Set problem: Retype each line of the material exactly, please, skipping any picture in it.
------
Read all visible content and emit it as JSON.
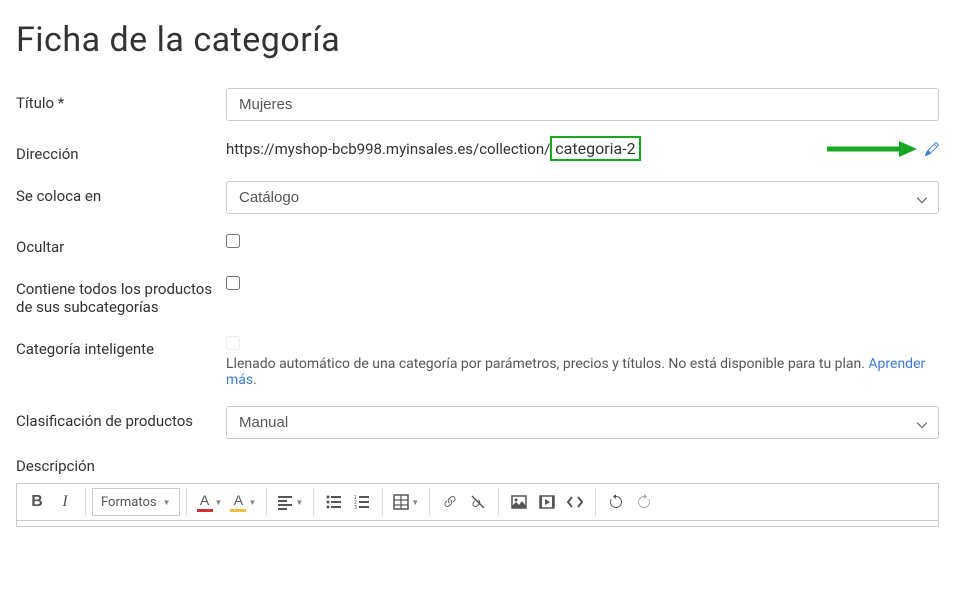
{
  "page": {
    "title": "Ficha de la categoría"
  },
  "form": {
    "title_label": "Título *",
    "title_value": "Mujeres",
    "address_label": "Dirección",
    "address_url_prefix": "https://myshop-bcb998.myinsales.es/collection/",
    "address_slug": "categoria-2",
    "placed_in_label": "Se coloca en",
    "placed_in_value": "Catálogo",
    "hide_label": "Ocultar",
    "hide_checked": false,
    "contains_all_label": "Contiene todos los productos de sus subcategorías",
    "contains_all_checked": false,
    "smart_category_label": "Categoría inteligente",
    "smart_category_checked": false,
    "smart_category_help": "Llenado automático de una categoría por parámetros, precios y títulos. No está disponible para tu plan. ",
    "smart_category_link": "Aprender más",
    "classification_label": "Clasificación de productos",
    "classification_value": "Manual",
    "description_label": "Descripción"
  },
  "toolbar": {
    "formats_label": "Formatos",
    "icons": {
      "bold": "bold",
      "italic": "italic",
      "text_color": "text-color",
      "bg_color": "bg-color",
      "align_left": "align-left",
      "list_bullet": "list-bullet",
      "list_number": "list-number",
      "table": "table",
      "link": "link",
      "unlink": "unlink",
      "image": "image",
      "media": "media",
      "code": "code",
      "undo": "undo",
      "redo": "redo"
    }
  },
  "colors": {
    "highlight_green": "#17a823",
    "link_blue": "#3b7dd8"
  }
}
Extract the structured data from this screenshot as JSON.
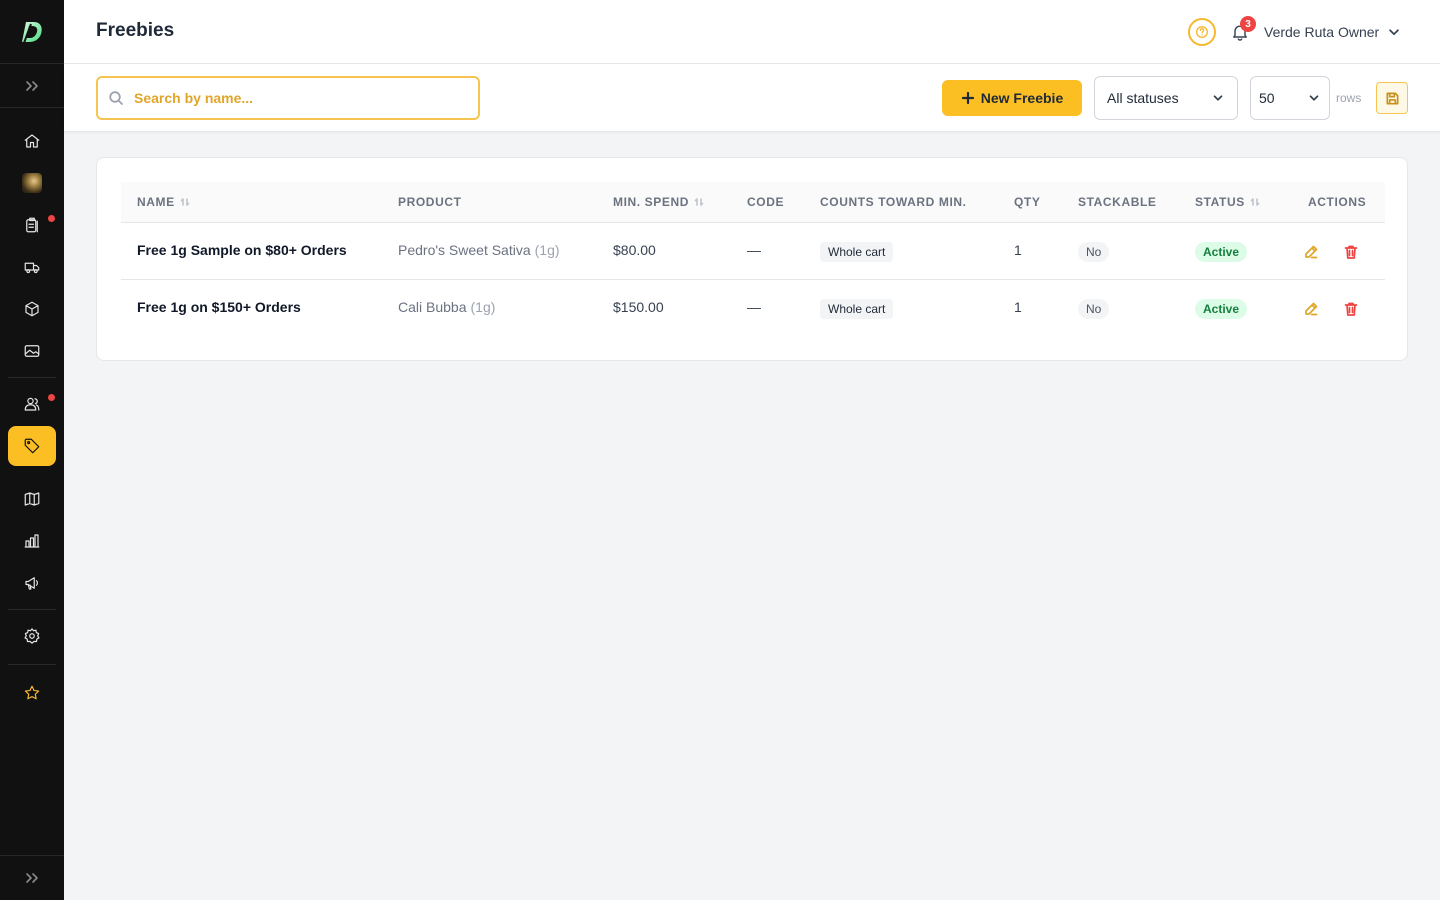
{
  "app": {
    "page_title": "Freebies",
    "notifications_count": "3",
    "user_name": "Verde Ruta Owner"
  },
  "toolbar": {
    "search_placeholder": "Search by name...",
    "new_button_label": "New Freebie",
    "status_filter": "All statuses",
    "rows_per_page": "50",
    "rows_label": "rows"
  },
  "table": {
    "columns": {
      "name": "NAME",
      "product": "PRODUCT",
      "min_spend": "MIN. SPEND",
      "code": "CODE",
      "counts_toward": "COUNTS TOWARD MIN.",
      "qty": "QTY",
      "stackable": "STACKABLE",
      "status": "STATUS",
      "actions": "ACTIONS"
    },
    "rows": [
      {
        "name": "Free 1g Sample on $80+ Orders",
        "product": "Pedro's Sweet Sativa",
        "product_size": "(1g)",
        "min_spend": "$80.00",
        "code": "—",
        "counts_toward": "Whole cart",
        "qty": "1",
        "stackable": "No",
        "status": "Active"
      },
      {
        "name": "Free 1g on $150+ Orders",
        "product": "Cali Bubba",
        "product_size": "(1g)",
        "min_spend": "$150.00",
        "code": "—",
        "counts_toward": "Whole cart",
        "qty": "1",
        "stackable": "No",
        "status": "Active"
      }
    ]
  },
  "colors": {
    "accent": "#fbbf24",
    "sidebar_bg": "#111111",
    "status_active": "#15803d",
    "danger": "#ef4444"
  },
  "icons": {
    "sidebar": [
      "home-icon",
      "store-avatar",
      "clipboard-icon",
      "truck-icon",
      "box-icon",
      "image-icon",
      "users-icon",
      "tag-icon",
      "map-icon",
      "bar-chart-icon",
      "megaphone-icon",
      "gear-icon",
      "star-icon"
    ],
    "header": [
      "help-icon",
      "bell-icon",
      "chevron-down-icon"
    ],
    "row_actions": [
      "edit-icon",
      "trash-icon"
    ]
  }
}
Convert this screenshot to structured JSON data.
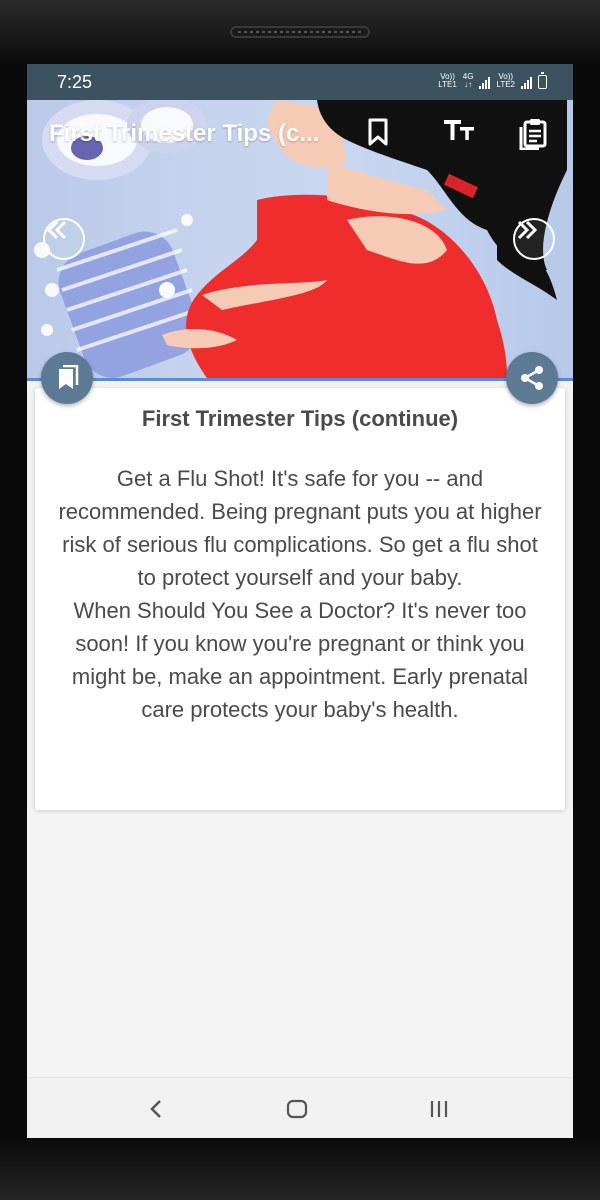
{
  "status_bar": {
    "time": "7:25",
    "sim1_label_top": "Vo))",
    "sim1_label_bottom": "LTE1",
    "net_label_top": "4G",
    "net_label_bottom": "↓↑",
    "sim2_label_top": "Vo))",
    "sim2_label_bottom": "LTE2"
  },
  "toolbar": {
    "title": "First Trimester Tips (c...",
    "icons": [
      "bookmark-outline-icon",
      "text-size-icon",
      "clipboard-icon"
    ]
  },
  "hero": {
    "prev_icon": "double-chevron-left-icon",
    "next_icon": "double-chevron-right-icon"
  },
  "fabs": {
    "left_icon": "bookmarks-icon",
    "right_icon": "share-icon"
  },
  "card": {
    "title": "First Trimester Tips (continue)",
    "paragraph_1": "Get a Flu Shot! It's safe for you -- and recommended. Being pregnant puts you at higher risk of serious flu complications. So get a flu shot to protect yourself and your baby.",
    "paragraph_2": "When Should You See a Doctor? It's never too soon! If you know you're pregnant or think you might be, make an appointment. Early prenatal care protects your baby's health."
  },
  "nav_bar": {
    "icons": [
      "back-icon",
      "home-icon",
      "recents-icon"
    ]
  },
  "colors": {
    "status_bar": "#3d5261",
    "fab": "#5c7a93",
    "dress": "#ef2d2d",
    "text": "#4a4a4a"
  }
}
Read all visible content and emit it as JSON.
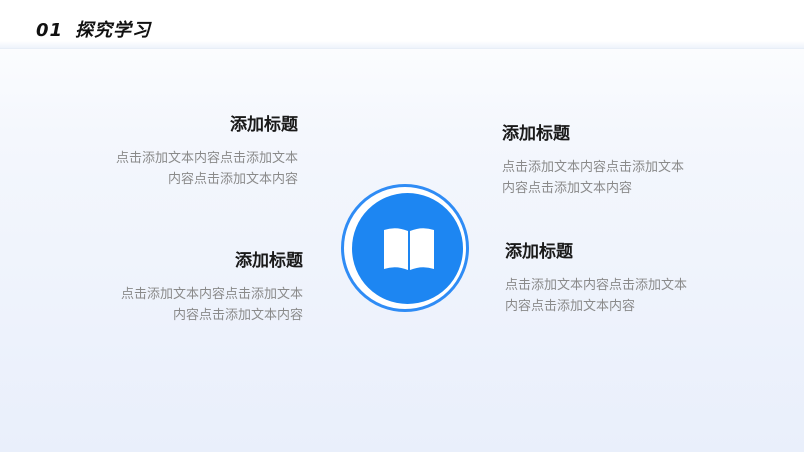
{
  "header": {
    "number": "01",
    "title": "探究学习"
  },
  "blocks": {
    "top_left": {
      "title": "添加标题",
      "line1": "点击添加文本内容点击添加文本",
      "line2": "内容点击添加文本内容"
    },
    "bottom_left": {
      "title": "添加标题",
      "line1": "点击添加文本内容点击添加文本",
      "line2": "内容点击添加文本内容"
    },
    "top_right": {
      "title": "添加标题",
      "line1": "点击添加文本内容点击添加文本",
      "line2": "内容点击添加文本内容"
    },
    "bottom_right": {
      "title": "添加标题",
      "line1": "点击添加文本内容点击添加文本",
      "line2": "内容点击添加文本内容"
    }
  },
  "center": {
    "icon": "book-icon"
  },
  "colors": {
    "accent": "#1d86f2",
    "ring": "#2f8cf5",
    "title_text": "#1a1a1a",
    "body_text": "#8a8a8a"
  }
}
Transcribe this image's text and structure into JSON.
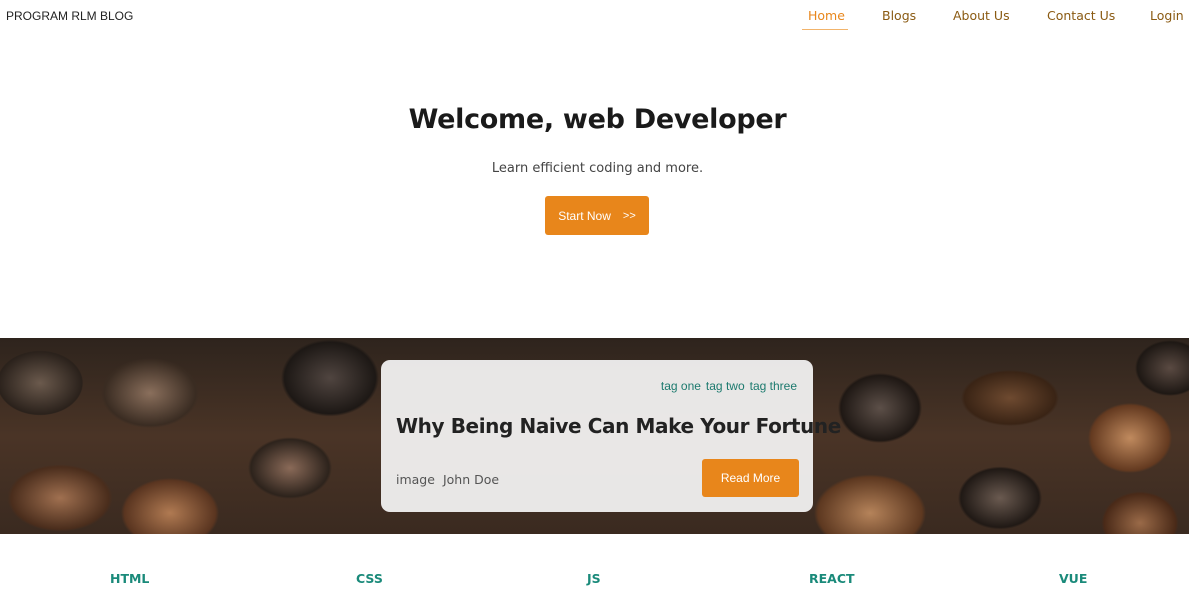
{
  "brand": "PROGRAM RLM BLOG",
  "nav": {
    "items": [
      {
        "label": "Home",
        "active": true
      },
      {
        "label": "Blogs"
      },
      {
        "label": "About Us"
      },
      {
        "label": "Contact Us"
      },
      {
        "label": "Login"
      }
    ]
  },
  "hero": {
    "title": "Welcome, web Developer",
    "subtitle": "Learn efficient coding and more.",
    "cta_label": "Start Now",
    "cta_arrows": ">>"
  },
  "featured": {
    "tags": [
      "tag one",
      "tag two",
      "tag three"
    ],
    "title": "Why Being Naive Can Make Your Fortune",
    "image_label": "image",
    "author": "John Doe",
    "read_more_label": "Read More"
  },
  "topics": [
    "HTML",
    "CSS",
    "JS",
    "REACT",
    "VUE"
  ],
  "colors": {
    "accent": "#e8861b",
    "nav_text": "#8a5a12",
    "teal": "#1a8a7a"
  }
}
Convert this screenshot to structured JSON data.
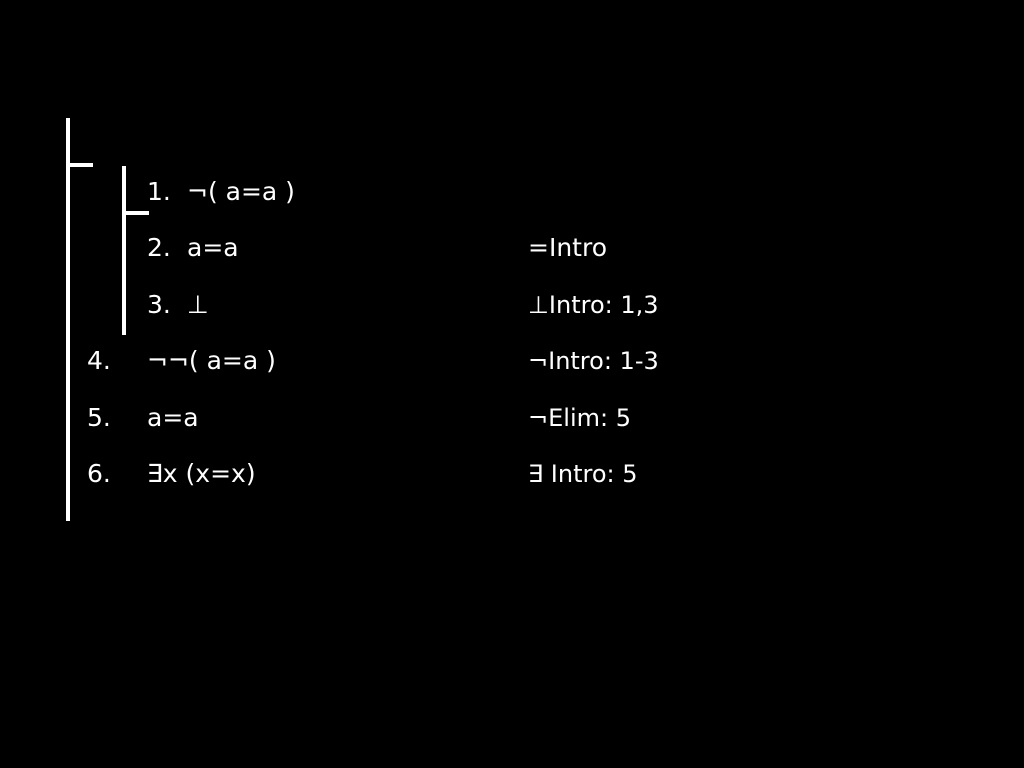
{
  "proof": {
    "lines": [
      {
        "number": "1.",
        "formula": "¬( a=a )",
        "justification": ""
      },
      {
        "number": "2.",
        "formula": "a=a",
        "justification": "=Intro"
      },
      {
        "number": "3.",
        "formula": "⊥",
        "justification": "⊥Intro: 1,3"
      },
      {
        "number": "4.",
        "formula": "¬¬( a=a )",
        "justification": "¬Intro: 1-3"
      },
      {
        "number": "5.",
        "formula": "a=a",
        "justification": "¬Elim: 5"
      },
      {
        "number": "6.",
        "formula": "∃x (x=x)",
        "justification": "∃ Intro: 5"
      }
    ]
  },
  "colors": {
    "background": "#000000",
    "foreground": "#ffffff"
  }
}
------
Full output:
Read all visible content and emit it as JSON.
{
  "page": {
    "title": "Ficha de la categoría"
  },
  "form": {
    "title_label": "Título *",
    "title_value": "Mujeres",
    "address_label": "Dirección",
    "address_url_prefix": "https://myshop-bcb998.myinsales.es/collection/",
    "address_slug": "categoria-2",
    "placed_in_label": "Se coloca en",
    "placed_in_value": "Catálogo",
    "hide_label": "Ocultar",
    "hide_checked": false,
    "contains_all_label": "Contiene todos los productos de sus subcategorías",
    "contains_all_checked": false,
    "smart_category_label": "Categoría inteligente",
    "smart_category_checked": false,
    "smart_category_help": "Llenado automático de una categoría por parámetros, precios y títulos. No está disponible para tu plan. ",
    "smart_category_link": "Aprender más",
    "classification_label": "Clasificación de productos",
    "classification_value": "Manual",
    "description_label": "Descripción"
  },
  "toolbar": {
    "formats_label": "Formatos",
    "icons": {
      "bold": "bold",
      "italic": "italic",
      "text_color": "text-color",
      "bg_color": "bg-color",
      "align_left": "align-left",
      "list_bullet": "list-bullet",
      "list_number": "list-number",
      "table": "table",
      "link": "link",
      "unlink": "unlink",
      "image": "image",
      "media": "media",
      "code": "code",
      "undo": "undo",
      "redo": "redo"
    }
  },
  "colors": {
    "highlight_green": "#17a823",
    "link_blue": "#3b7dd8"
  }
}
Extract the structured data from this screenshot as JSON.
{
  "app": {
    "page_title": "Freebies",
    "notifications_count": "3",
    "user_name": "Verde Ruta Owner"
  },
  "toolbar": {
    "search_placeholder": "Search by name...",
    "new_button_label": "New Freebie",
    "status_filter": "All statuses",
    "rows_per_page": "50",
    "rows_label": "rows"
  },
  "table": {
    "columns": {
      "name": "NAME",
      "product": "PRODUCT",
      "min_spend": "MIN. SPEND",
      "code": "CODE",
      "counts_toward": "COUNTS TOWARD MIN.",
      "qty": "QTY",
      "stackable": "STACKABLE",
      "status": "STATUS",
      "actions": "ACTIONS"
    },
    "rows": [
      {
        "name": "Free 1g Sample on $80+ Orders",
        "product": "Pedro's Sweet Sativa",
        "product_size": "(1g)",
        "min_spend": "$80.00",
        "code": "—",
        "counts_toward": "Whole cart",
        "qty": "1",
        "stackable": "No",
        "status": "Active"
      },
      {
        "name": "Free 1g on $150+ Orders",
        "product": "Cali Bubba",
        "product_size": "(1g)",
        "min_spend": "$150.00",
        "code": "—",
        "counts_toward": "Whole cart",
        "qty": "1",
        "stackable": "No",
        "status": "Active"
      }
    ]
  },
  "colors": {
    "accent": "#fbbf24",
    "sidebar_bg": "#111111",
    "status_active": "#15803d",
    "danger": "#ef4444"
  },
  "icons": {
    "sidebar": [
      "home-icon",
      "store-avatar",
      "clipboard-icon",
      "truck-icon",
      "box-icon",
      "image-icon",
      "users-icon",
      "tag-icon",
      "map-icon",
      "bar-chart-icon",
      "megaphone-icon",
      "gear-icon",
      "star-icon"
    ],
    "header": [
      "help-icon",
      "bell-icon",
      "chevron-down-icon"
    ],
    "row_actions": [
      "edit-icon",
      "trash-icon"
    ]
  }
}
Convert this screenshot to structured JSON data.
{
  "status_bar": {
    "time": "7:25",
    "sim1_label_top": "Vo))",
    "sim1_label_bottom": "LTE1",
    "net_label_top": "4G",
    "net_label_bottom": "↓↑",
    "sim2_label_top": "Vo))",
    "sim2_label_bottom": "LTE2"
  },
  "toolbar": {
    "title": "First Trimester Tips (c...",
    "icons": [
      "bookmark-outline-icon",
      "text-size-icon",
      "clipboard-icon"
    ]
  },
  "hero": {
    "prev_icon": "double-chevron-left-icon",
    "next_icon": "double-chevron-right-icon"
  },
  "fabs": {
    "left_icon": "bookmarks-icon",
    "right_icon": "share-icon"
  },
  "card": {
    "title": "First Trimester Tips (continue)",
    "paragraph_1": "Get a Flu Shot! It's safe for you -- and recommended. Being pregnant puts you at higher risk of serious flu complications. So get a flu shot to protect yourself and your baby.",
    "paragraph_2": "When Should You See a Doctor? It's never too soon! If you know you're pregnant or think you might be, make an appointment. Early prenatal care protects your baby's health."
  },
  "nav_bar": {
    "icons": [
      "back-icon",
      "home-icon",
      "recents-icon"
    ]
  },
  "colors": {
    "status_bar": "#3d5261",
    "fab": "#5c7a93",
    "dress": "#ef2d2d",
    "text": "#4a4a4a"
  }
}
Read all visible content and emit it as JSON.
{
  "header": {
    "number": "01",
    "title": "探究学习"
  },
  "blocks": {
    "top_left": {
      "title": "添加标题",
      "line1": "点击添加文本内容点击添加文本",
      "line2": "内容点击添加文本内容"
    },
    "bottom_left": {
      "title": "添加标题",
      "line1": "点击添加文本内容点击添加文本",
      "line2": "内容点击添加文本内容"
    },
    "top_right": {
      "title": "添加标题",
      "line1": "点击添加文本内容点击添加文本",
      "line2": "内容点击添加文本内容"
    },
    "bottom_right": {
      "title": "添加标题",
      "line1": "点击添加文本内容点击添加文本",
      "line2": "内容点击添加文本内容"
    }
  },
  "center": {
    "icon": "book-icon"
  },
  "colors": {
    "accent": "#1d86f2",
    "ring": "#2f8cf5",
    "title_text": "#1a1a1a",
    "body_text": "#8a8a8a"
  }
}
Transcribe this image's text and structure into JSON.
{
  "brand": "PROGRAM RLM BLOG",
  "nav": {
    "items": [
      {
        "label": "Home",
        "active": true
      },
      {
        "label": "Blogs"
      },
      {
        "label": "About Us"
      },
      {
        "label": "Contact Us"
      },
      {
        "label": "Login"
      }
    ]
  },
  "hero": {
    "title": "Welcome, web Developer",
    "subtitle": "Learn efficient coding and more.",
    "cta_label": "Start Now",
    "cta_arrows": ">>"
  },
  "featured": {
    "tags": [
      "tag one",
      "tag two",
      "tag three"
    ],
    "title": "Why Being Naive Can Make Your Fortune",
    "image_label": "image",
    "author": "John Doe",
    "read_more_label": "Read More"
  },
  "topics": [
    "HTML",
    "CSS",
    "JS",
    "REACT",
    "VUE"
  ],
  "colors": {
    "accent": "#e8861b",
    "nav_text": "#8a5a12",
    "teal": "#1a8a7a"
  }
}
Convert this screenshot to structured JSON data.
{
  "proof": {
    "lines": [
      {
        "number": "1.",
        "formula": "¬( a=a )",
        "justification": ""
      },
      {
        "number": "2.",
        "formula": "a=a",
        "justification": "=Intro"
      },
      {
        "number": "3.",
        "formula": "⊥",
        "justification": "⊥Intro: 1,3"
      },
      {
        "number": "4.",
        "formula": "¬¬( a=a )",
        "justification": "¬Intro: 1-3"
      },
      {
        "number": "5.",
        "formula": "a=a",
        "justification": "¬Elim: 5"
      },
      {
        "number": "6.",
        "formula": "∃x (x=x)",
        "justification": "∃ Intro: 5"
      }
    ]
  },
  "colors": {
    "background": "#000000",
    "foreground": "#ffffff"
  }
}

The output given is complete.